> _What the task requires_:
Make an exact transcription of the material, leaving out all images.

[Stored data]
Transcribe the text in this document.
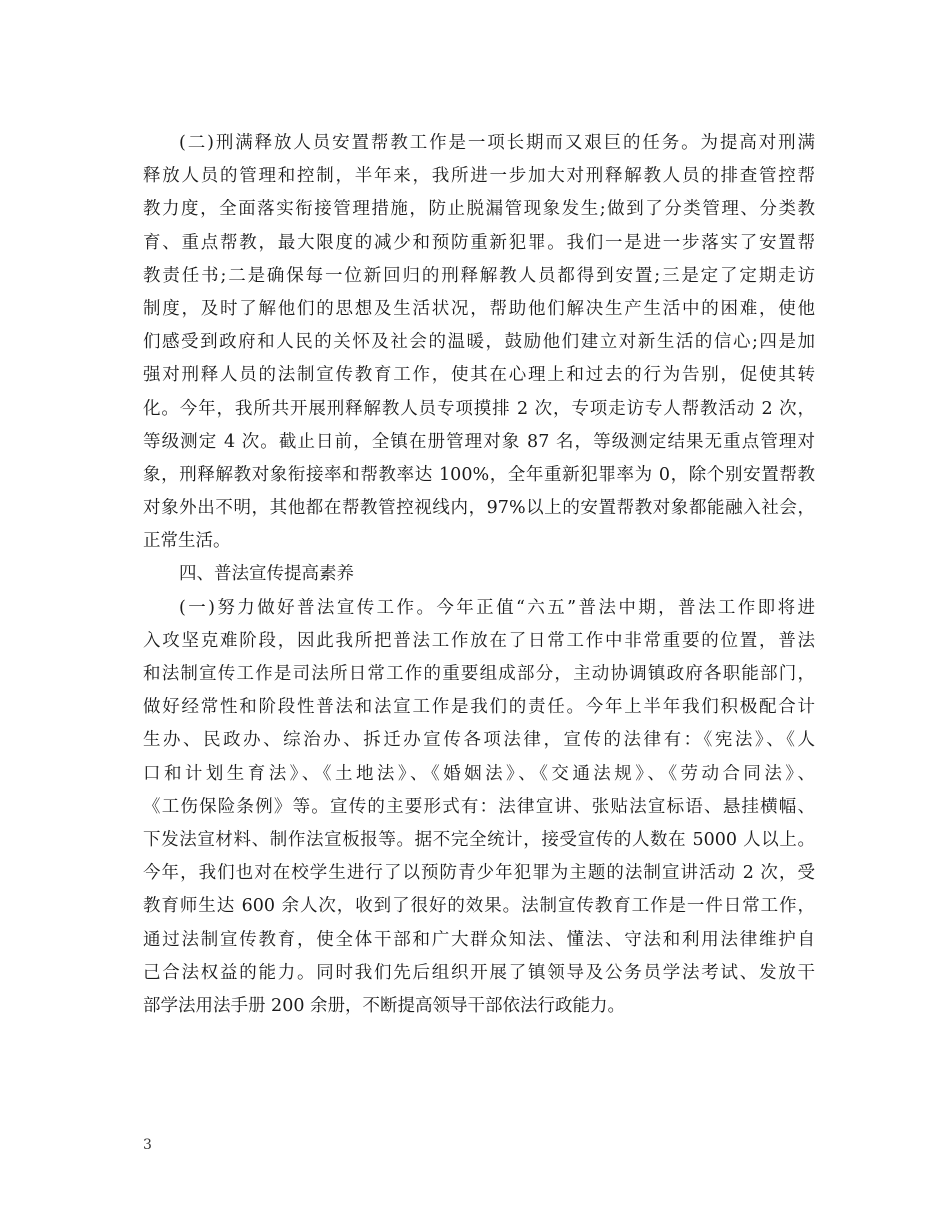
(二)刑满释放人员安置帮教工作是一项长期而又艰巨的任务。为提高对刑满
释放人员的管理和控制，半年来，我所进一步加大对刑释解教人员的排查管控帮
教力度，全面落实衔接管理措施，防止脱漏管现象发生;做到了分类管理、分类教
育、重点帮教，最大限度的减少和预防重新犯罪。我们一是进一步落实了安置帮
教责任书;二是确保每一位新回归的刑释解教人员都得到安置;三是定了定期走访
制度，及时了解他们的思想及生活状况，帮助他们解决生产生活中的困难，使他
们感受到政府和人民的关怀及社会的温暖，鼓励他们建立对新生活的信心;四是加
强对刑释人员的法制宣传教育工作，使其在心理上和过去的行为告别，促使其转
化。今年，我所共开展刑释解教人员专项摸排 2 次，专项走访专人帮教活动 2 次，
等级测定 4 次。截止日前，全镇在册管理对象 87 名，等级测定结果无重点管理对
象，刑释解教对象衔接率和帮教率达 100%，全年重新犯罪率为 0，除个别安置帮教
对象外出不明，其他都在帮教管控视线内，97%以上的安置帮教对象都能融入社会，
正常生活。
四、普法宣传提高素养
(一)努力做好普法宣传工作。今年正值“六五”普法中期，普法工作即将进
入攻坚克难阶段，因此我所把普法工作放在了日常工作中非常重要的位置，普法
和法制宣传工作是司法所日常工作的重要组成部分，主动协调镇政府各职能部门，
做好经常性和阶段性普法和法宣工作是我们的责任。今年上半年我们积极配合计
生办、民政办、综治办、拆迁办宣传各项法律，宣传的法律有：《宪法》、《人
口和计划生育法》、《土地法》、《婚姻法》、《交通法规》、《劳动合同法》、
《工伤保险条例》等。宣传的主要形式有：法律宣讲、张贴法宣标语、悬挂横幅、
下发法宣材料、制作法宣板报等。据不完全统计，接受宣传的人数在 5000 人以上。
今年，我们也对在校学生进行了以预防青少年犯罪为主题的法制宣讲活动 2 次，受
教育师生达 600 余人次，收到了很好的效果。法制宣传教育工作是一件日常工作，
通过法制宣传教育，使全体干部和广大群众知法、懂法、守法和利用法律维护自
己合法权益的能力。同时我们先后组织开展了镇领导及公务员学法考试、发放干
部学法用法手册 200 余册，不断提高领导干部依法行政能力。
3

> _Answer to the exercise_:
Transcribe the text in this document.
(二)刑满释放人员安置帮教工作是一项长期而又艰巨的任务。为提高对刑满
释放人员的管理和控制，半年来，我所进一步加大对刑释解教人员的排查管控帮
教力度，全面落实衔接管理措施，防止脱漏管现象发生;做到了分类管理、分类教
育、重点帮教，最大限度的减少和预防重新犯罪。我们一是进一步落实了安置帮
教责任书;二是确保每一位新回归的刑释解教人员都得到安置;三是定了定期走访
制度，及时了解他们的思想及生活状况，帮助他们解决生产生活中的困难，使他
们感受到政府和人民的关怀及社会的温暖，鼓励他们建立对新生活的信心;四是加
强对刑释人员的法制宣传教育工作，使其在心理上和过去的行为告别，促使其转
化。今年，我所共开展刑释解教人员专项摸排 2 次，专项走访专人帮教活动 2 次，
等级测定 4 次。截止日前，全镇在册管理对象 87 名，等级测定结果无重点管理对
象，刑释解教对象衔接率和帮教率达 100%，全年重新犯罪率为 0，除个别安置帮教
对象外出不明，其他都在帮教管控视线内，97%以上的安置帮教对象都能融入社会，
正常生活。
四、普法宣传提高素养
(一)努力做好普法宣传工作。今年正值“六五”普法中期，普法工作即将进
入攻坚克难阶段，因此我所把普法工作放在了日常工作中非常重要的位置，普法
和法制宣传工作是司法所日常工作的重要组成部分，主动协调镇政府各职能部门，
做好经常性和阶段性普法和法宣工作是我们的责任。今年上半年我们积极配合计
生办、民政办、综治办、拆迁办宣传各项法律，宣传的法律有：《宪法》、《人
口和计划生育法》、《土地法》、《婚姻法》、《交通法规》、《劳动合同法》、
《工伤保险条例》等。宣传的主要形式有：法律宣讲、张贴法宣标语、悬挂横幅、
下发法宣材料、制作法宣板报等。据不完全统计，接受宣传的人数在 5000 人以上。
今年，我们也对在校学生进行了以预防青少年犯罪为主题的法制宣讲活动 2 次，受
教育师生达 600 余人次，收到了很好的效果。法制宣传教育工作是一件日常工作，
通过法制宣传教育，使全体干部和广大群众知法、懂法、守法和利用法律维护自
己合法权益的能力。同时我们先后组织开展了镇领导及公务员学法考试、发放干
部学法用法手册 200 余册，不断提高领导干部依法行政能力。
3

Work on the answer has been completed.